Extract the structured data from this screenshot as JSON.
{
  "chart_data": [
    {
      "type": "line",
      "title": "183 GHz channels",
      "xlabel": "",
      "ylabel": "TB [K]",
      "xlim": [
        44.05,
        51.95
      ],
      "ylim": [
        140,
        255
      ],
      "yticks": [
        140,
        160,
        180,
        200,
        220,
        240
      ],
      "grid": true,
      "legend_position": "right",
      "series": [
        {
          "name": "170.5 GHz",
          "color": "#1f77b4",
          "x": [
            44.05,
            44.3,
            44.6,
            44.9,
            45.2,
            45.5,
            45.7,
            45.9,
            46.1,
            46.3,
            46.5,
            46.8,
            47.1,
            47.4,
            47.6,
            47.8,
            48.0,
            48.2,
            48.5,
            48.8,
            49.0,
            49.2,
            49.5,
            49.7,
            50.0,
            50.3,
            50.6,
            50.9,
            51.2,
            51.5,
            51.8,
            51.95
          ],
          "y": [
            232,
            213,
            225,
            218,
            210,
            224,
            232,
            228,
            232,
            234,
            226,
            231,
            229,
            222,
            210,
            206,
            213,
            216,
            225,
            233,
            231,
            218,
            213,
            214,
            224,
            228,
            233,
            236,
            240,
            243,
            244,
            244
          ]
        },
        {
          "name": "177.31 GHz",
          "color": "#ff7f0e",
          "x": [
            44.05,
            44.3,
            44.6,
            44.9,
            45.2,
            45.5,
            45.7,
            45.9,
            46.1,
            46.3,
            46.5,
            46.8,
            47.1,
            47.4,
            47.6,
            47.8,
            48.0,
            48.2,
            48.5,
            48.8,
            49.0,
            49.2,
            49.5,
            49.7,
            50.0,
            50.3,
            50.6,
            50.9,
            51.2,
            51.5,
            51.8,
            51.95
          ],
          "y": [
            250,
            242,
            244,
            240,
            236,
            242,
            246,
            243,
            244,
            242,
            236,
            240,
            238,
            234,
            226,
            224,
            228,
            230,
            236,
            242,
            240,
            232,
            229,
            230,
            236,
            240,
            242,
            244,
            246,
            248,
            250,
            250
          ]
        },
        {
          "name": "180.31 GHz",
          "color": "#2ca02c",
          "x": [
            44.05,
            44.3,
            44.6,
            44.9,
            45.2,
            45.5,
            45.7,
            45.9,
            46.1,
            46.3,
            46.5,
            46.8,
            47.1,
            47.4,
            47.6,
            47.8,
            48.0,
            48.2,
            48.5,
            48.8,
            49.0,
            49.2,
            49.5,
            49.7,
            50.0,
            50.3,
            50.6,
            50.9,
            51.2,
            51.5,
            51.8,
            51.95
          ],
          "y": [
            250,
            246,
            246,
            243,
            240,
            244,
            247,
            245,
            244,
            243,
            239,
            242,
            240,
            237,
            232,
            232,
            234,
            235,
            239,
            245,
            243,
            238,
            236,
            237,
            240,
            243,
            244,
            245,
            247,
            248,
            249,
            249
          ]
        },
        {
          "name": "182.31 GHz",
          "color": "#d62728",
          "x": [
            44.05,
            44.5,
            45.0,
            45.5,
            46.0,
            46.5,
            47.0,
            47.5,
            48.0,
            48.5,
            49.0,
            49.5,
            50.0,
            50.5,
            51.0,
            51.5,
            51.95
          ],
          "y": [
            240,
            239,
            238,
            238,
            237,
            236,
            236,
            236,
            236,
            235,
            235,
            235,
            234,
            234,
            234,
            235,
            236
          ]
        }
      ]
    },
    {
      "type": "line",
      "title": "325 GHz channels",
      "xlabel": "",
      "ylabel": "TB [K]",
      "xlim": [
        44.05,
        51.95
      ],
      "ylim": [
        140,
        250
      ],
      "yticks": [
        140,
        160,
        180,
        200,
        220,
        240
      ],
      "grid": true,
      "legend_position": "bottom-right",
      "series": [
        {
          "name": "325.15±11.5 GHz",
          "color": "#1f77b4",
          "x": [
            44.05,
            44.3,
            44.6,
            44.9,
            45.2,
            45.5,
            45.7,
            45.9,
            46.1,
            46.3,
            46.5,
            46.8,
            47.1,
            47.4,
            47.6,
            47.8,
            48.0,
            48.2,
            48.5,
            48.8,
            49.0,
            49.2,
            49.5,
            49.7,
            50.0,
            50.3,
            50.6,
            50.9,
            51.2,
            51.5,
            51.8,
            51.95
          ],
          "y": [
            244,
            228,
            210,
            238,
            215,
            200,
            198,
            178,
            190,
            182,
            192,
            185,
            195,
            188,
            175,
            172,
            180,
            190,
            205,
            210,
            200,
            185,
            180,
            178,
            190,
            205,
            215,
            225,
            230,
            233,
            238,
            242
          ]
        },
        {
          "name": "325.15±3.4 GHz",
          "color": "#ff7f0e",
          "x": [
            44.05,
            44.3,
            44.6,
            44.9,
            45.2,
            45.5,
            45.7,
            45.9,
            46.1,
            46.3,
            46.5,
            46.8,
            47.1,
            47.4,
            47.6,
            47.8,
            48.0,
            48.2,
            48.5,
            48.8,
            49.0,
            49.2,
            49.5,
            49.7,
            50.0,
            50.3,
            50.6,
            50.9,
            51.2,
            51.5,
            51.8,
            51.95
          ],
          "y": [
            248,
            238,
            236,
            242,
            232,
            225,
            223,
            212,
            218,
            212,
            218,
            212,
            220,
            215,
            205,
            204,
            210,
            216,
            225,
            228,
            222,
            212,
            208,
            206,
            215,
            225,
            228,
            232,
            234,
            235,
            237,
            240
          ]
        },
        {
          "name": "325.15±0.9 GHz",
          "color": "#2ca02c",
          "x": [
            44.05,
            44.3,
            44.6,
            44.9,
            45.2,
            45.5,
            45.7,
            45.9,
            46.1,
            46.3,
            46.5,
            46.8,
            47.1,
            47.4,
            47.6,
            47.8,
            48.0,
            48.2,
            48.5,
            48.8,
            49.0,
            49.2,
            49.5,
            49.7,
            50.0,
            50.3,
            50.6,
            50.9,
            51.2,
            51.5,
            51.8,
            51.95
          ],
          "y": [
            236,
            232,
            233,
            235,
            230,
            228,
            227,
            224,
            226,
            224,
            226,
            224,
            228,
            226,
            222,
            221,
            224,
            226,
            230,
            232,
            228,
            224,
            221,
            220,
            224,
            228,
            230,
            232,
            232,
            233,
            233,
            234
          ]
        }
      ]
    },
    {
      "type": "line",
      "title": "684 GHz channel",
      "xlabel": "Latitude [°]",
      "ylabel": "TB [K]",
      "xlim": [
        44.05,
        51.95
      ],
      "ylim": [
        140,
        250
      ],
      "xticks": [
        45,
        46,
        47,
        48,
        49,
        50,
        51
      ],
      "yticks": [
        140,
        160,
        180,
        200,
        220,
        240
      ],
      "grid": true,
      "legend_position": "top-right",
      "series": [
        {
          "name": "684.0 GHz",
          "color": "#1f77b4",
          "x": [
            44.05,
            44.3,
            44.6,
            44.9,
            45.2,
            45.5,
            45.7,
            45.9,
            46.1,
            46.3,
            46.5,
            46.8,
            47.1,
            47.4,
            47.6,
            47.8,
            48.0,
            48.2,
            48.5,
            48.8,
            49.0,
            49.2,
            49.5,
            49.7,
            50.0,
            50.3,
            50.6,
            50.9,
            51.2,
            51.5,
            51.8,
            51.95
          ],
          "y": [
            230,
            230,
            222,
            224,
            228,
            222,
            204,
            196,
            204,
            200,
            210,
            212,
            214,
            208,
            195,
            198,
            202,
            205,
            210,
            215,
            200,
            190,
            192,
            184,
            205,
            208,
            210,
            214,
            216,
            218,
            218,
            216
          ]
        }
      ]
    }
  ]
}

____

**Exercise aim:** Extract all of the data above without altering anything.

**Response to this task:**
Extract the structured data from this screenshot as JSON.
{
  "chart_data": [
    {
      "type": "line",
      "title": "183 GHz channels",
      "xlabel": "",
      "ylabel": "TB [K]",
      "xlim": [
        44.05,
        51.95
      ],
      "ylim": [
        140,
        255
      ],
      "yticks": [
        140,
        160,
        180,
        200,
        220,
        240
      ],
      "grid": true,
      "legend_position": "right",
      "series": [
        {
          "name": "170.5 GHz",
          "color": "#1f77b4",
          "x": [
            44.05,
            44.3,
            44.6,
            44.9,
            45.2,
            45.5,
            45.7,
            45.9,
            46.1,
            46.3,
            46.5,
            46.8,
            47.1,
            47.4,
            47.6,
            47.8,
            48.0,
            48.2,
            48.5,
            48.8,
            49.0,
            49.2,
            49.5,
            49.7,
            50.0,
            50.3,
            50.6,
            50.9,
            51.2,
            51.5,
            51.8,
            51.95
          ],
          "y": [
            232,
            213,
            225,
            218,
            210,
            224,
            232,
            228,
            232,
            234,
            226,
            231,
            229,
            222,
            210,
            206,
            213,
            216,
            225,
            233,
            231,
            218,
            213,
            214,
            224,
            228,
            233,
            236,
            240,
            243,
            244,
            244
          ]
        },
        {
          "name": "177.31 GHz",
          "color": "#ff7f0e",
          "x": [
            44.05,
            44.3,
            44.6,
            44.9,
            45.2,
            45.5,
            45.7,
            45.9,
            46.1,
            46.3,
            46.5,
            46.8,
            47.1,
            47.4,
            47.6,
            47.8,
            48.0,
            48.2,
            48.5,
            48.8,
            49.0,
            49.2,
            49.5,
            49.7,
            50.0,
            50.3,
            50.6,
            50.9,
            51.2,
            51.5,
            51.8,
            51.95
          ],
          "y": [
            250,
            242,
            244,
            240,
            236,
            242,
            246,
            243,
            244,
            242,
            236,
            240,
            238,
            234,
            226,
            224,
            228,
            230,
            236,
            242,
            240,
            232,
            229,
            230,
            236,
            240,
            242,
            244,
            246,
            248,
            250,
            250
          ]
        },
        {
          "name": "180.31 GHz",
          "color": "#2ca02c",
          "x": [
            44.05,
            44.3,
            44.6,
            44.9,
            45.2,
            45.5,
            45.7,
            45.9,
            46.1,
            46.3,
            46.5,
            46.8,
            47.1,
            47.4,
            47.6,
            47.8,
            48.0,
            48.2,
            48.5,
            48.8,
            49.0,
            49.2,
            49.5,
            49.7,
            50.0,
            50.3,
            50.6,
            50.9,
            51.2,
            51.5,
            51.8,
            51.95
          ],
          "y": [
            250,
            246,
            246,
            243,
            240,
            244,
            247,
            245,
            244,
            243,
            239,
            242,
            240,
            237,
            232,
            232,
            234,
            235,
            239,
            245,
            243,
            238,
            236,
            237,
            240,
            243,
            244,
            245,
            247,
            248,
            249,
            249
          ]
        },
        {
          "name": "182.31 GHz",
          "color": "#d62728",
          "x": [
            44.05,
            44.5,
            45.0,
            45.5,
            46.0,
            46.5,
            47.0,
            47.5,
            48.0,
            48.5,
            49.0,
            49.5,
            50.0,
            50.5,
            51.0,
            51.5,
            51.95
          ],
          "y": [
            240,
            239,
            238,
            238,
            237,
            236,
            236,
            236,
            236,
            235,
            235,
            235,
            234,
            234,
            234,
            235,
            236
          ]
        }
      ]
    },
    {
      "type": "line",
      "title": "325 GHz channels",
      "xlabel": "",
      "ylabel": "TB [K]",
      "xlim": [
        44.05,
        51.95
      ],
      "ylim": [
        140,
        250
      ],
      "yticks": [
        140,
        160,
        180,
        200,
        220,
        240
      ],
      "grid": true,
      "legend_position": "bottom-right",
      "series": [
        {
          "name": "325.15±11.5 GHz",
          "color": "#1f77b4",
          "x": [
            44.05,
            44.3,
            44.6,
            44.9,
            45.2,
            45.5,
            45.7,
            45.9,
            46.1,
            46.3,
            46.5,
            46.8,
            47.1,
            47.4,
            47.6,
            47.8,
            48.0,
            48.2,
            48.5,
            48.8,
            49.0,
            49.2,
            49.5,
            49.7,
            50.0,
            50.3,
            50.6,
            50.9,
            51.2,
            51.5,
            51.8,
            51.95
          ],
          "y": [
            244,
            228,
            210,
            238,
            215,
            200,
            198,
            178,
            190,
            182,
            192,
            185,
            195,
            188,
            175,
            172,
            180,
            190,
            205,
            210,
            200,
            185,
            180,
            178,
            190,
            205,
            215,
            225,
            230,
            233,
            238,
            242
          ]
        },
        {
          "name": "325.15±3.4 GHz",
          "color": "#ff7f0e",
          "x": [
            44.05,
            44.3,
            44.6,
            44.9,
            45.2,
            45.5,
            45.7,
            45.9,
            46.1,
            46.3,
            46.5,
            46.8,
            47.1,
            47.4,
            47.6,
            47.8,
            48.0,
            48.2,
            48.5,
            48.8,
            49.0,
            49.2,
            49.5,
            49.7,
            50.0,
            50.3,
            50.6,
            50.9,
            51.2,
            51.5,
            51.8,
            51.95
          ],
          "y": [
            248,
            238,
            236,
            242,
            232,
            225,
            223,
            212,
            218,
            212,
            218,
            212,
            220,
            215,
            205,
            204,
            210,
            216,
            225,
            228,
            222,
            212,
            208,
            206,
            215,
            225,
            228,
            232,
            234,
            235,
            237,
            240
          ]
        },
        {
          "name": "325.15±0.9 GHz",
          "color": "#2ca02c",
          "x": [
            44.05,
            44.3,
            44.6,
            44.9,
            45.2,
            45.5,
            45.7,
            45.9,
            46.1,
            46.3,
            46.5,
            46.8,
            47.1,
            47.4,
            47.6,
            47.8,
            48.0,
            48.2,
            48.5,
            48.8,
            49.0,
            49.2,
            49.5,
            49.7,
            50.0,
            50.3,
            50.6,
            50.9,
            51.2,
            51.5,
            51.8,
            51.95
          ],
          "y": [
            236,
            232,
            233,
            235,
            230,
            228,
            227,
            224,
            226,
            224,
            226,
            224,
            228,
            226,
            222,
            221,
            224,
            226,
            230,
            232,
            228,
            224,
            221,
            220,
            224,
            228,
            230,
            232,
            232,
            233,
            233,
            234
          ]
        }
      ]
    },
    {
      "type": "line",
      "title": "684 GHz channel",
      "xlabel": "Latitude [°]",
      "ylabel": "TB [K]",
      "xlim": [
        44.05,
        51.95
      ],
      "ylim": [
        140,
        250
      ],
      "xticks": [
        45,
        46,
        47,
        48,
        49,
        50,
        51
      ],
      "yticks": [
        140,
        160,
        180,
        200,
        220,
        240
      ],
      "grid": true,
      "legend_position": "top-right",
      "series": [
        {
          "name": "684.0 GHz",
          "color": "#1f77b4",
          "x": [
            44.05,
            44.3,
            44.6,
            44.9,
            45.2,
            45.5,
            45.7,
            45.9,
            46.1,
            46.3,
            46.5,
            46.8,
            47.1,
            47.4,
            47.6,
            47.8,
            48.0,
            48.2,
            48.5,
            48.8,
            49.0,
            49.2,
            49.5,
            49.7,
            50.0,
            50.3,
            50.6,
            50.9,
            51.2,
            51.5,
            51.8,
            51.95
          ],
          "y": [
            230,
            230,
            222,
            224,
            228,
            222,
            204,
            196,
            204,
            200,
            210,
            212,
            214,
            208,
            195,
            198,
            202,
            205,
            210,
            215,
            200,
            190,
            192,
            184,
            205,
            208,
            210,
            214,
            216,
            218,
            218,
            216
          ]
        }
      ]
    }
  ]
}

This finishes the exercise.